- _Goal of the exercise_: With the images removed, repeat the data below exactly.

- _Data for the task_:
§

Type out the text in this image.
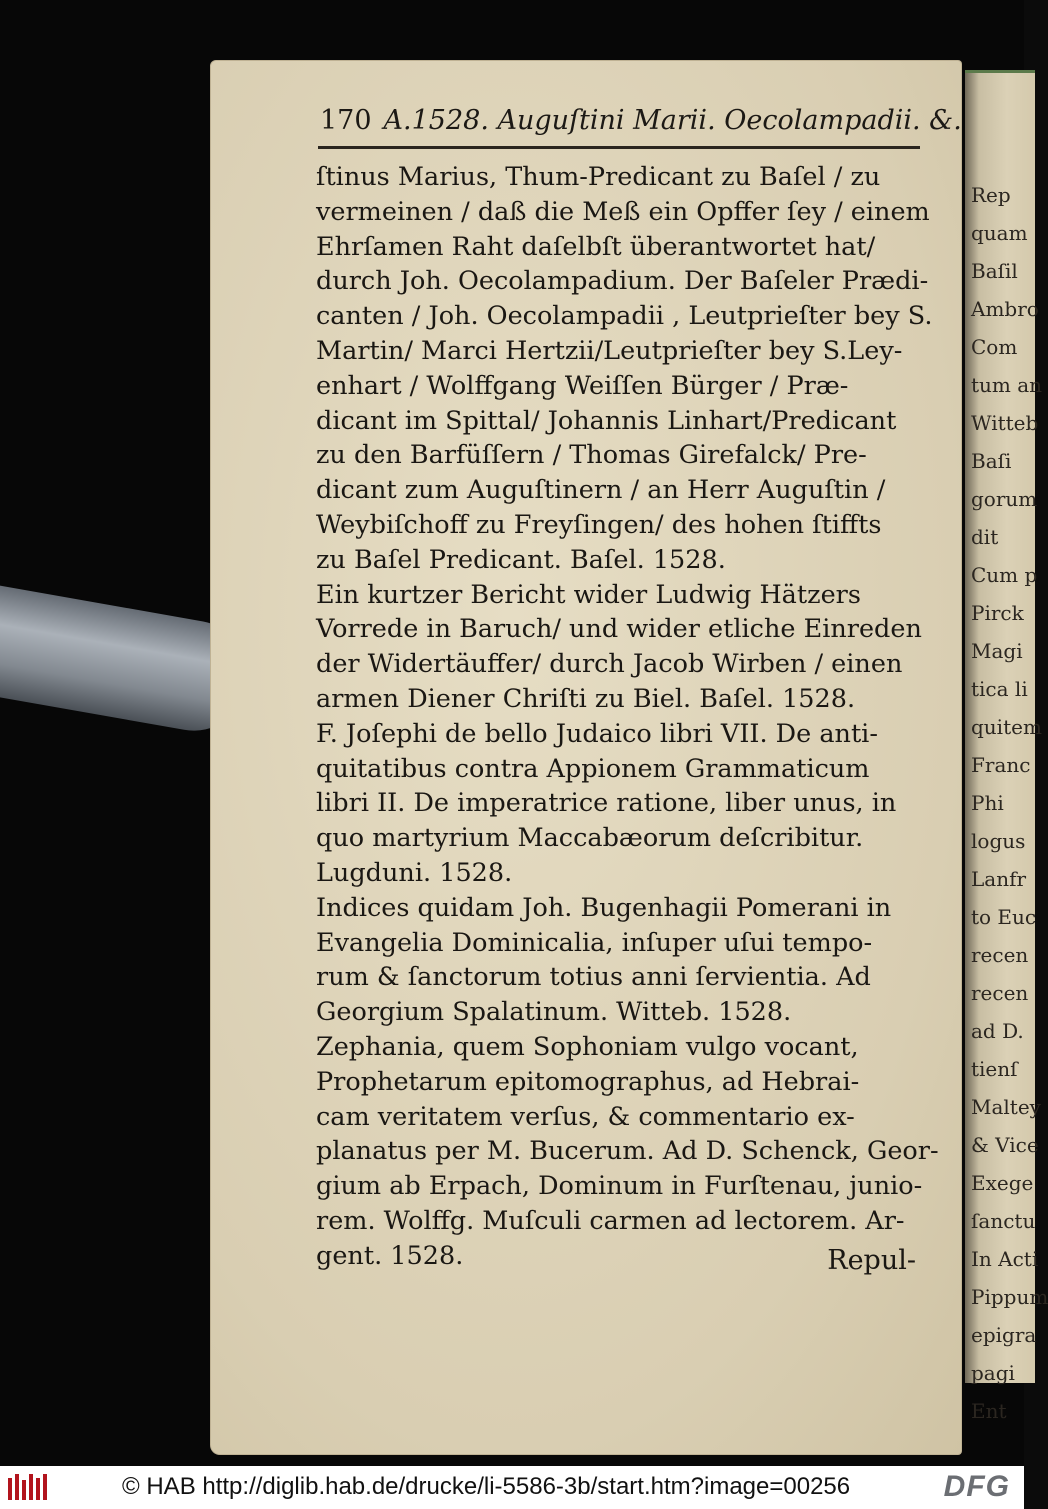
Rep
quam
Baſil
Ambro
Com
tum an
Witteb
Baſi
gorum
dit
Cum p
Pirck
Magi
tica li
quitem
Franc
Phi
logus
Lanfr
to Euc
recen
recen
ad D.
tienſ
Maltey
& Vice
Exege
ſanctu
In Acti
Pippum
epigra
pagi
Ent
170 A.1528. Auguſtini Marii. Oecolampadii. &.
ſtinus Marius, Thum-Predicant zu Baſel / zu
vermeinen / daß die Meß ein Opffer ſey / einem
Ehrſamen Raht daſelbſt überantwortet hat/
durch Joh. Oecolampadium. Der Baſeler Prædi-
canten / Joh. Oecolampadii , Leutprieſter bey S.
Martin/ Marci Hertzii/Leutprieſter bey S.Ley-
enhart / Wolffgang Weiſſen Bürger / Præ-
dicant im Spittal/ Johannis Linhart/Predicant
zu den Barfüſſern / Thomas Girefalck/ Pre-
dicant zum Auguſtinern / an Herr Auguſtin /
Weybiſchoff zu Freyſingen/ des hohen ſtiffts
zu Baſel Predicant. Baſel. 1528.
Ein kurtzer Bericht wider Ludwig Hätzers
Vorrede in Baruch/ und wider etliche Einreden
der Widertäuffer/ durch Jacob Wirben / einen
armen Diener Chriſti zu Biel. Baſel. 1528.
F. Joſephi de bello Judaico libri VII. De anti-
quitatibus contra Appionem Grammaticum
libri II. De imperatrice ratione, liber unus, in
quo martyrium Maccabæorum deſcribitur.
Lugduni. 1528.
Indices quidam Joh. Bugenhagii Pomerani in
Evangelia Dominicalia, inſuper uſui tempo-
rum & ſanctorum totius anni ſervientia. Ad
Georgium Spalatinum. Witteb. 1528.
Zephania, quem Sophoniam vulgo vocant,
Prophetarum epitomographus, ad Hebrai-
cam veritatem verſus, & commentario ex-
planatus per M. Bucerum. Ad D. Schenck, Geor-
gium ab Erpach, Dominum in Furſtenau, junio-
rem. Wolffg. Muſculi carmen ad lectorem. Ar-
gent. 1528.	Repul-
© HAB http://diglib.hab.de/drucke/li-5586-3b/start.htm?image=00256	DFG
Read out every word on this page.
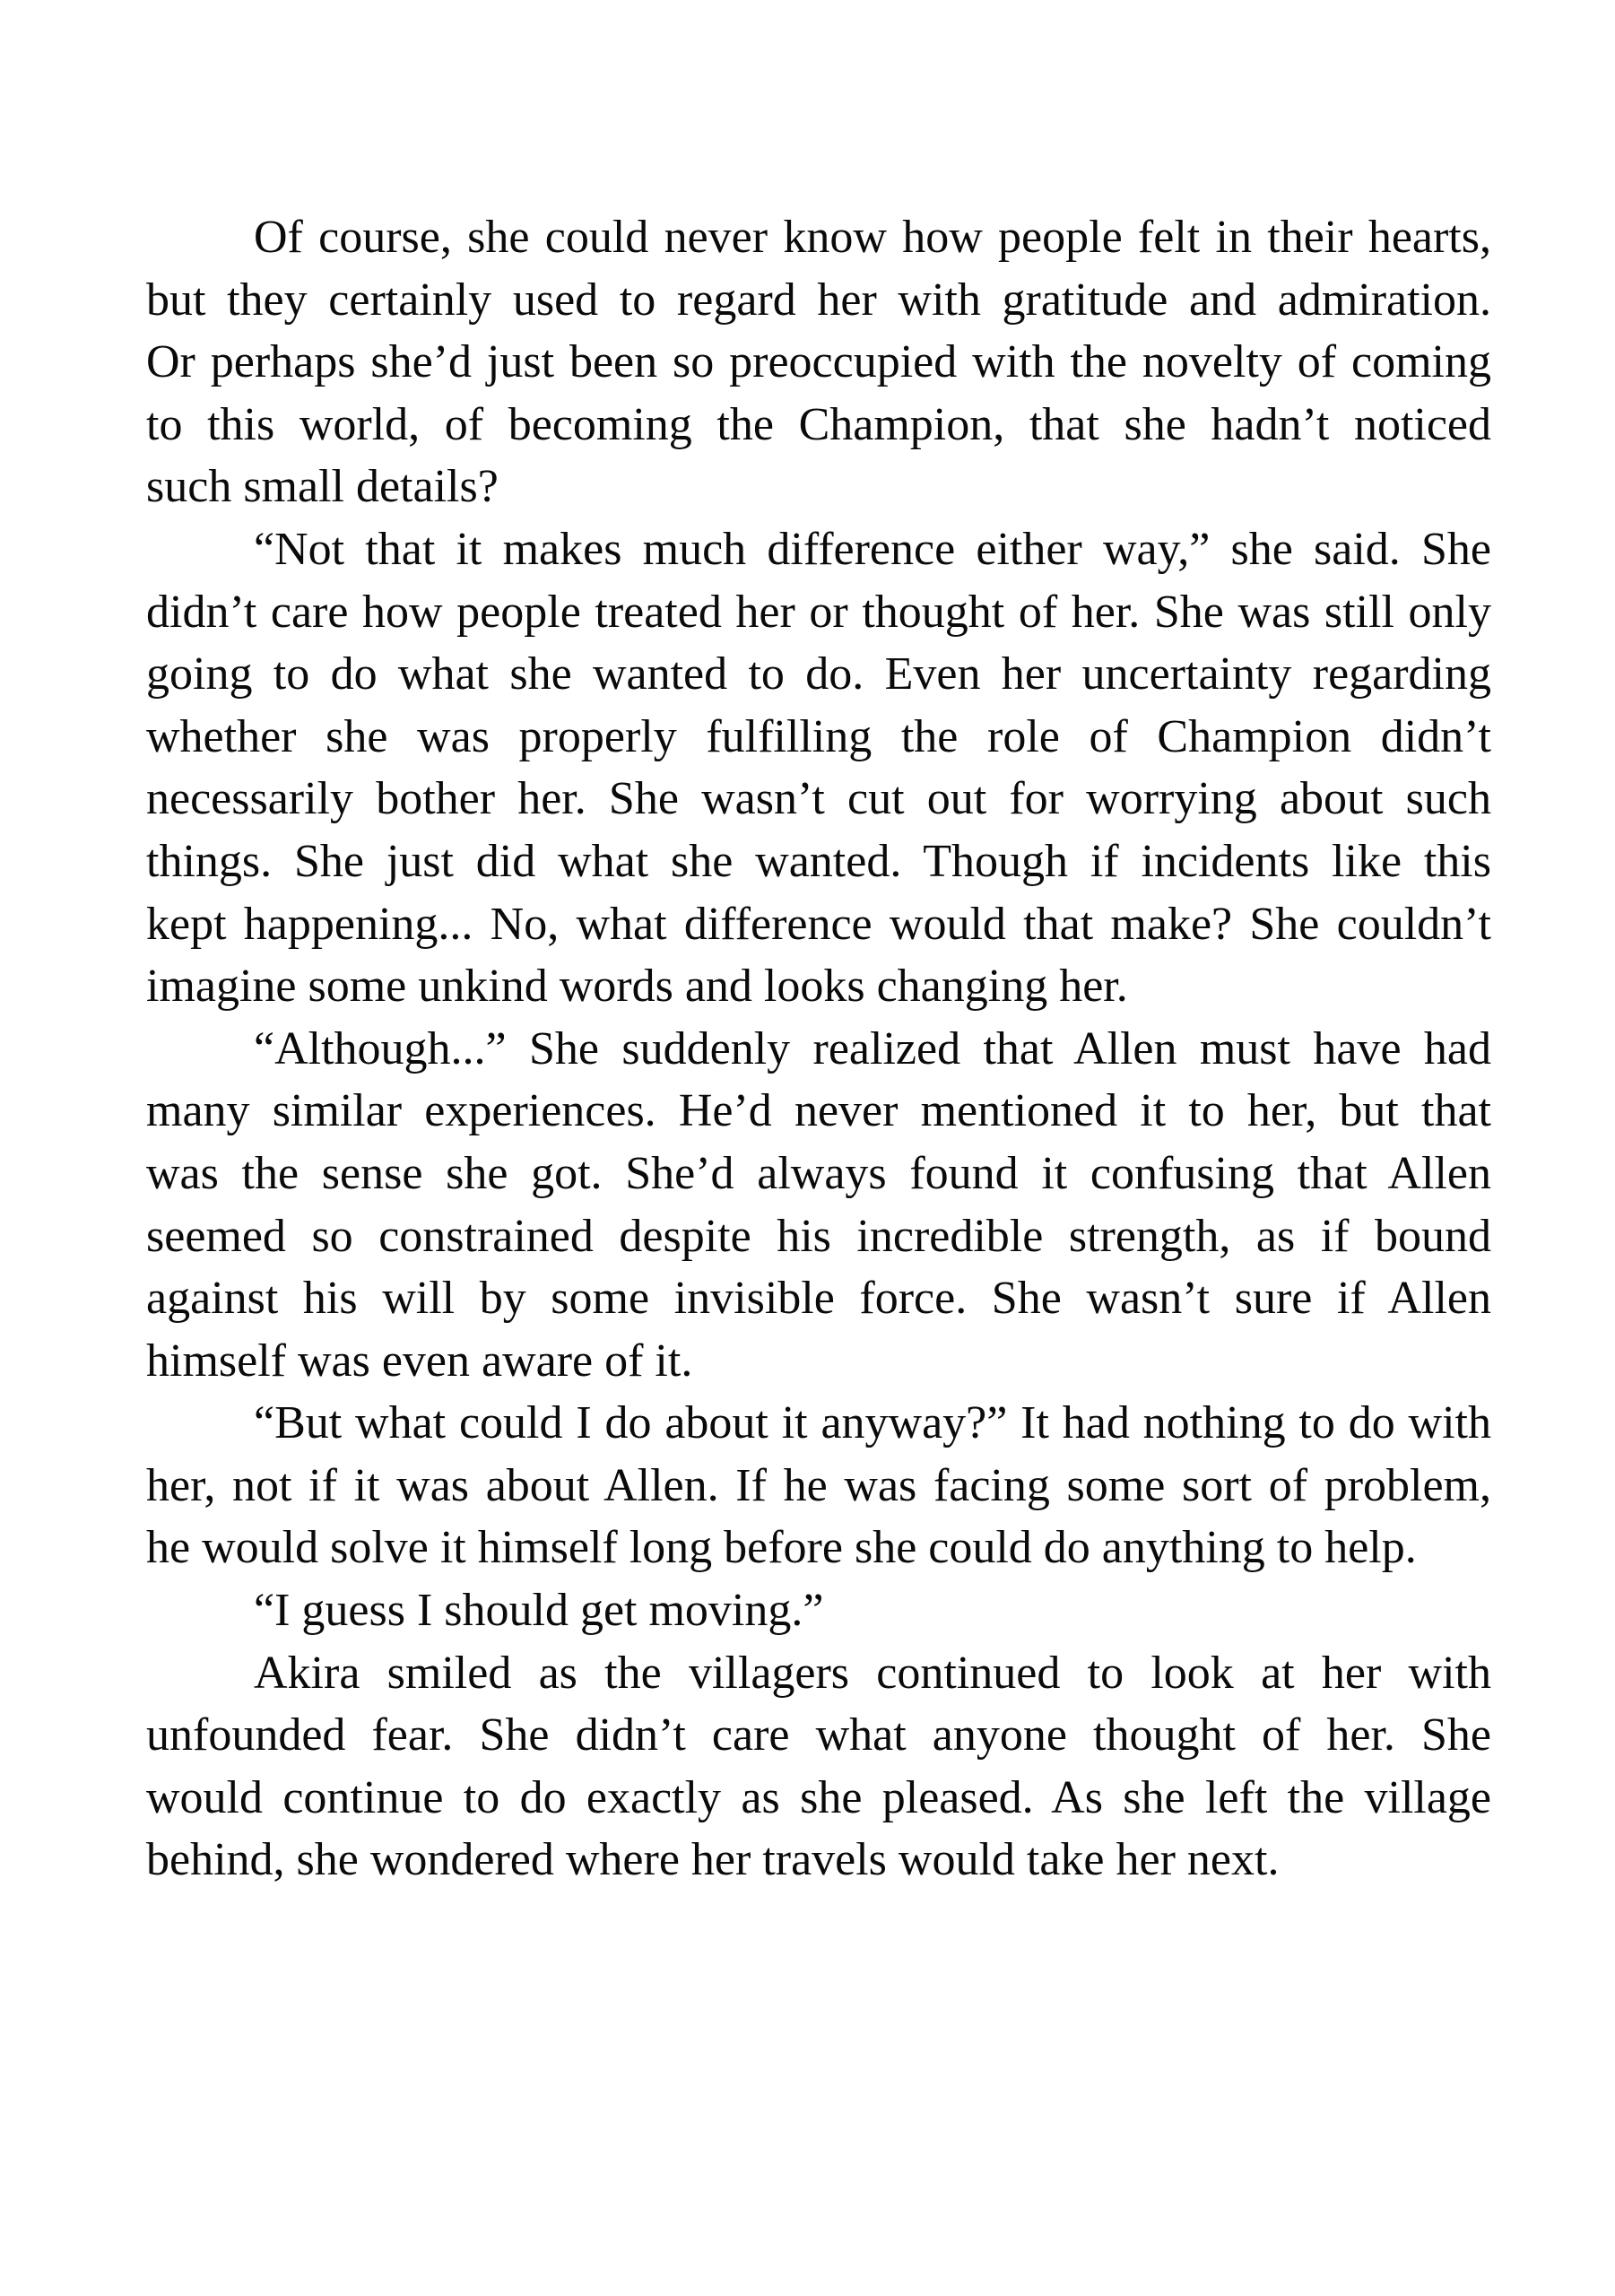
Of course, she could never know how people felt in their hearts,
but they certainly used to regard her with gratitude and admiration.
Or perhaps she’d just been so preoccupied with the novelty of coming
to this world, of becoming the Champion, that she hadn’t noticed
such small details?
“Not that it makes much difference either way,” she said. She
didn’t care how people treated her or thought of her. She was still only
going to do what she wanted to do. Even her uncertainty regarding
whether she was properly fulfilling the role of Champion didn’t
necessarily bother her. She wasn’t cut out for worrying about such
things. She just did what she wanted. Though if incidents like this
kept happening... No, what difference would that make? She couldn’t
imagine some unkind words and looks changing her.
“Although...” She suddenly realized that Allen must have had
many similar experiences. He’d never mentioned it to her, but that
was the sense she got. She’d always found it confusing that Allen
seemed so constrained despite his incredible strength, as if bound
against his will by some invisible force. She wasn’t sure if Allen
himself was even aware of it.
“But what could I do about it anyway?” It had nothing to do with
her, not if it was about Allen. If he was facing some sort of problem,
he would solve it himself long before she could do anything to help.
“I guess I should get moving.”
Akira smiled as the villagers continued to look at her with
unfounded fear. She didn’t care what anyone thought of her. She
would continue to do exactly as she pleased. As she left the village
behind, she wondered where her travels would take her next.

§

- _Finished task_:
Type out the text in this image.
Rep
quam
Baſil
Ambro
Com
tum an
Witteb
Baſi
gorum
dit
Cum p
Pirck
Magi
tica li
quitem
Franc
Phi
logus
Lanfr
to Euc
recen
recen
ad D.
tienſ
Maltey
& Vice
Exege
ſanctu
In Acti
Pippum
epigra
pagi
Ent
170 A.1528. Auguſtini Marii. Oecolampadii. &.
ſtinus Marius, Thum-Predicant zu Baſel / zu
vermeinen / daß die Meß ein Opffer ſey / einem
Ehrſamen Raht daſelbſt überantwortet hat/
durch Joh. Oecolampadium. Der Baſeler Prædi-
canten / Joh. Oecolampadii , Leutprieſter bey S.
Martin/ Marci Hertzii/Leutprieſter bey S.Ley-
enhart / Wolffgang Weiſſen Bürger / Præ-
dicant im Spittal/ Johannis Linhart/Predicant
zu den Barfüſſern / Thomas Girefalck/ Pre-
dicant zum Auguſtinern / an Herr Auguſtin /
Weybiſchoff zu Freyſingen/ des hohen ſtiffts
zu Baſel Predicant. Baſel. 1528.
Ein kurtzer Bericht wider Ludwig Hätzers
Vorrede in Baruch/ und wider etliche Einreden
der Widertäuffer/ durch Jacob Wirben / einen
armen Diener Chriſti zu Biel. Baſel. 1528.
F. Joſephi de bello Judaico libri VII. De anti-
quitatibus contra Appionem Grammaticum
libri II. De imperatrice ratione, liber unus, in
quo martyrium Maccabæorum deſcribitur.
Lugduni. 1528.
Indices quidam Joh. Bugenhagii Pomerani in
Evangelia Dominicalia, inſuper uſui tempo-
rum & ſanctorum totius anni ſervientia. Ad
Georgium Spalatinum. Witteb. 1528.
Zephania, quem Sophoniam vulgo vocant,
Prophetarum epitomographus, ad Hebrai-
cam veritatem verſus, & commentario ex-
planatus per M. Bucerum. Ad D. Schenck, Geor-
gium ab Erpach, Dominum in Furſtenau, junio-
rem. Wolffg. Muſculi carmen ad lectorem. Ar-
gent. 1528.	Repul-
© HAB http://diglib.hab.de/drucke/li-5586-3b/start.htm?image=00256	DFG
Read out every word on this page.
Of course, she could never know how people felt in their hearts,
but they certainly used to regard her with gratitude and admiration.
Or perhaps she’d just been so preoccupied with the novelty of coming
to this world, of becoming the Champion, that she hadn’t noticed
such small details?
“Not that it makes much difference either way,” she said. She
didn’t care how people treated her or thought of her. She was still only
going to do what she wanted to do. Even her uncertainty regarding
whether she was properly fulfilling the role of Champion didn’t
necessarily bother her. She wasn’t cut out for worrying about such
things. She just did what she wanted. Though if incidents like this
kept happening... No, what difference would that make? She couldn’t
imagine some unkind words and looks changing her.
“Although...” She suddenly realized that Allen must have had
many similar experiences. He’d never mentioned it to her, but that
was the sense she got. She’d always found it confusing that Allen
seemed so constrained despite his incredible strength, as if bound
against his will by some invisible force. She wasn’t sure if Allen
himself was even aware of it.
“But what could I do about it anyway?” It had nothing to do with
her, not if it was about Allen. If he was facing some sort of problem,
he would solve it himself long before she could do anything to help.
“I guess I should get moving.”
Akira smiled as the villagers continued to look at her with
unfounded fear. She didn’t care what anyone thought of her. She
would continue to do exactly as she pleased. As she left the village
behind, she wondered where her travels would take her next.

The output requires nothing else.